Request 1:
Edit the stretch of the SDBA account report from "Participants continue to" through "international equity (12%)." so that "Information technology" reads "Technology".
Request 2:
According to the SDBA account report, which company was the top overall equity holding, and what share of the equity allocation did it hold?
-- start Document excerpt --
The average account balance for SDBA plan participants as of the fourth quarter was $331,664, a 13% year-over-year increase and a 10% increase from the third quarter, according to the company. Furthermore, average account balances finished the year up 31% compared to the lows they experienced at the end of the first quarter of 2020.

Participants continue to put most of their assets into equities (35%), up from 29% in the fourth quarter of 2019. Mutual funds were the second largest holding at 31%, followed by exchange-traded funds (18%), cash (14%) and fixed income (2%).

Information technology remained the largest equity sector holding at 30%, down slightly from 31% in third quarter. Apple continues to be the top overall equity holding with 12% of the equity allocation of portfolios, followed by Tesla (7%), Amazon (6%), Microsoft (3%) and Berkshire Hathaway (1%).

Allocations to mutual funds remained consistent throughout 2020, with the largest allocations (32%) going to large-cap funds, followed by taxable bond (20%) and international (16%) funds.

As for ETFs, investors allocated the most dollars to U.S. equity (49%), followed by U.S. fixed income (15%), sector ETFs (13%) and international equity (12%).
-- end Document excerpt --
-- start Recorded data --
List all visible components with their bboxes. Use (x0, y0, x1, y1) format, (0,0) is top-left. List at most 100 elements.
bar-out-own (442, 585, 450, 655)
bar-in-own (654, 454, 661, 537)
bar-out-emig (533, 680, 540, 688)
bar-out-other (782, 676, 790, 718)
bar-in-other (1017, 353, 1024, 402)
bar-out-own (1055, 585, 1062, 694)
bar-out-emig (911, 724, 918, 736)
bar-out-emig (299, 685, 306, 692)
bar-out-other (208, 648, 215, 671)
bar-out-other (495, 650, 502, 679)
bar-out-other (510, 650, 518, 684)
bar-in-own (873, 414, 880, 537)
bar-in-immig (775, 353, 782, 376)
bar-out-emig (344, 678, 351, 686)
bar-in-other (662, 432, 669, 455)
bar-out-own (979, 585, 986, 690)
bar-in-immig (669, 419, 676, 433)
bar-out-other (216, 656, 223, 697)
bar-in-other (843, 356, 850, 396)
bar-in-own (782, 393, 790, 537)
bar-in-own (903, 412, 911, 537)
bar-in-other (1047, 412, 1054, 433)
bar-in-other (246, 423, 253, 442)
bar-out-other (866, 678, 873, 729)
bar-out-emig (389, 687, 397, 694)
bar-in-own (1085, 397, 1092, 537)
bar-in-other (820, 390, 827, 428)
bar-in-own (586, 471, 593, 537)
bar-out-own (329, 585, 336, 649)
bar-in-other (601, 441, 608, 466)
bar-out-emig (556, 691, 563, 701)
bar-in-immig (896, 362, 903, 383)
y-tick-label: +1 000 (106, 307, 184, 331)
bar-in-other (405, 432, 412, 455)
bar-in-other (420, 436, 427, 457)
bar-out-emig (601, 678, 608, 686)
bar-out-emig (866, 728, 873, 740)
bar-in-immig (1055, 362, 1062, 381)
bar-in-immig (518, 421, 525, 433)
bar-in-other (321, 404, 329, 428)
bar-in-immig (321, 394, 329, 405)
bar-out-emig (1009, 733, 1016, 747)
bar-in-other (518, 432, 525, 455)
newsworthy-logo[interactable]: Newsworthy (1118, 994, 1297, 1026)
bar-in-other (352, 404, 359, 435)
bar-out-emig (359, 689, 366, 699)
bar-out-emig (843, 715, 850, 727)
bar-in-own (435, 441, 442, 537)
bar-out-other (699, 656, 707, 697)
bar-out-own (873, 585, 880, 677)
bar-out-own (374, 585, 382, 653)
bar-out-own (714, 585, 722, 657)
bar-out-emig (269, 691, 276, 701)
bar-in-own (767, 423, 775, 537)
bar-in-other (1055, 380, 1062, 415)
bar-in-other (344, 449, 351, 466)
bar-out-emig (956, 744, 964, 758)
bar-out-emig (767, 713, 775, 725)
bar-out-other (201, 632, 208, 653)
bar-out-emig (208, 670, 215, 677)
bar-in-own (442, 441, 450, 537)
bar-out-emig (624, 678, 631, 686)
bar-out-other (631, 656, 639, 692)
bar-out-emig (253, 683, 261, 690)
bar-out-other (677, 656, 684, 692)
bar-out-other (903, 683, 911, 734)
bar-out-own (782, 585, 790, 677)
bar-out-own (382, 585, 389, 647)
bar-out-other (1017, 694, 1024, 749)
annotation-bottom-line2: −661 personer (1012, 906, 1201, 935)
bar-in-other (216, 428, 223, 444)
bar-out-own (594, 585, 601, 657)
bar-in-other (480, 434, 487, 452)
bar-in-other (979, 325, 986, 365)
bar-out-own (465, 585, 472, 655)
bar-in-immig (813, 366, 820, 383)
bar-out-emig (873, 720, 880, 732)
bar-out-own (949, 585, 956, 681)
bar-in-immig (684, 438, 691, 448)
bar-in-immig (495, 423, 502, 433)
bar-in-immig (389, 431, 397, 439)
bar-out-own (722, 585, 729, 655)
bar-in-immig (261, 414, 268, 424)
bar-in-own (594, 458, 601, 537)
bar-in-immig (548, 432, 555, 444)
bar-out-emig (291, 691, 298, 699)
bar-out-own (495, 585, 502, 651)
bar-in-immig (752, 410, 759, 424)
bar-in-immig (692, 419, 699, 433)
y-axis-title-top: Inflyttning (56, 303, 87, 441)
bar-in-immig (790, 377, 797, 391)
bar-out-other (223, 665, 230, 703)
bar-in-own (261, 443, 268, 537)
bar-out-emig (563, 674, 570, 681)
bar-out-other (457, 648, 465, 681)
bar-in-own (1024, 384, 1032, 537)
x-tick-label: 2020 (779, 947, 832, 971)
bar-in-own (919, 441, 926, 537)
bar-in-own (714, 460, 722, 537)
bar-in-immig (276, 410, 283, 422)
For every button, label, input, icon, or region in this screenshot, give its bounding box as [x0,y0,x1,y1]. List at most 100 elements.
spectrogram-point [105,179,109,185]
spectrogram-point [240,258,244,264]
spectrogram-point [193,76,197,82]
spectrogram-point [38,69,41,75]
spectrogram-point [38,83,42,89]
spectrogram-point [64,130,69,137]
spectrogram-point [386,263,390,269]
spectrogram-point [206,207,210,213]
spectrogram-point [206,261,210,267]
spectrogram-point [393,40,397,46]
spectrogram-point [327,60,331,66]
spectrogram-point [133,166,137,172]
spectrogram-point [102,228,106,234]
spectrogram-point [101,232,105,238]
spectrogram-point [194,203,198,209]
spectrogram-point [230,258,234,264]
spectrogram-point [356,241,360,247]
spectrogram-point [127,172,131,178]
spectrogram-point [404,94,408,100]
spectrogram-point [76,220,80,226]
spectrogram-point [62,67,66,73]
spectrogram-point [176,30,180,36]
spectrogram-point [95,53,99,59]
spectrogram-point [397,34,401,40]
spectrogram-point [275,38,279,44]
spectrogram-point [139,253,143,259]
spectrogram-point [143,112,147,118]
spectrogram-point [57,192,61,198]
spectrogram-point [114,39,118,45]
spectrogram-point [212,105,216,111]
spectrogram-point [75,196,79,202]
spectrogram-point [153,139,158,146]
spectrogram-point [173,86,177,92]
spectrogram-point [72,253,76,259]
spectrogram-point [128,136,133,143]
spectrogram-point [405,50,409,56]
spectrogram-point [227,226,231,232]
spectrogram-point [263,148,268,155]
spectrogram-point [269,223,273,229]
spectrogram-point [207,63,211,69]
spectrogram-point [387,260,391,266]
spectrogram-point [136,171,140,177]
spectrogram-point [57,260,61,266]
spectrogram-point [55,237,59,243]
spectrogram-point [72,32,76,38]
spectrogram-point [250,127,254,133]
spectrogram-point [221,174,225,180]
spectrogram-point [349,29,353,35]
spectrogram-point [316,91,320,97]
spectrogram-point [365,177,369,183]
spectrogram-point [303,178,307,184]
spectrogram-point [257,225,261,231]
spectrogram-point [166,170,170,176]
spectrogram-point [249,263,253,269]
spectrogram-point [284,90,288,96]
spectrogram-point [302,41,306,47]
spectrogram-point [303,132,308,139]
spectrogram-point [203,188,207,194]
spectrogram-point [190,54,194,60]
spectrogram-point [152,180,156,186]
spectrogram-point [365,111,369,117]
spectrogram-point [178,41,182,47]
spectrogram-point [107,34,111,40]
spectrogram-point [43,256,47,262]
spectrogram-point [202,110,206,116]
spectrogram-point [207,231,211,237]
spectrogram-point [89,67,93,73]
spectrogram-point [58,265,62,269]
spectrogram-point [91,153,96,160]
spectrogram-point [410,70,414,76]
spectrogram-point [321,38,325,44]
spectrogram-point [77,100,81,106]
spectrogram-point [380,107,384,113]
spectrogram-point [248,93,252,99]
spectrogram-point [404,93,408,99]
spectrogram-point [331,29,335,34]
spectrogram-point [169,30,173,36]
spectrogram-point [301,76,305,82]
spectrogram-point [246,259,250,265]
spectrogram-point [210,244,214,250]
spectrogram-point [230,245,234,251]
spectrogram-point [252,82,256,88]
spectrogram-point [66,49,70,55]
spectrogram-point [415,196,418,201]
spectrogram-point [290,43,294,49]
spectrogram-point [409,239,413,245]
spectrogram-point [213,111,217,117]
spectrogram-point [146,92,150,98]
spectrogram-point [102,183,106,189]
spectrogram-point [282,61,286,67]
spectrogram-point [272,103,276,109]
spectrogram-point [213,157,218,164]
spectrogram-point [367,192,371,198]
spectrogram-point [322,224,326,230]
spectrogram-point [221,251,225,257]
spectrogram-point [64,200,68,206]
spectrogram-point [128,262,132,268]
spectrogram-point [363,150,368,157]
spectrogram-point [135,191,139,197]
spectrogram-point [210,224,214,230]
-- end Recorded data --
Exercise output 1:
Participants continue to put most of their assets into equities (35%), up from 29% in the fourth quarter of 2019. Mutual funds were the second largest holding at 31%, followed by exchange-traded funds (18%), cash (14%) and fixed income (2%).

Technology remained the largest equity sector holding at 30%, down slightly from 31% in third quarter. Apple continues to be the top overall equity holding with 12% of the equity allocation of portfolios, followed by Tesla (7%), Amazon (6%), Microsoft (3%) and Berkshire Hathaway (1%).

Allocations to mutual funds remained consistent throughout 2020, with the largest allocations (32%) going to large-cap funds, followed by taxable bond (20%) and international (16%) funds.

As for ETFs, investors allocated the most dollars to U.S. equity (49%), followed by U.S. fixed income (15%), sector ETFs (13%) and international equity (12%).

Exercise output 2:
Apple, with 12% of the equity allocation of portfolios.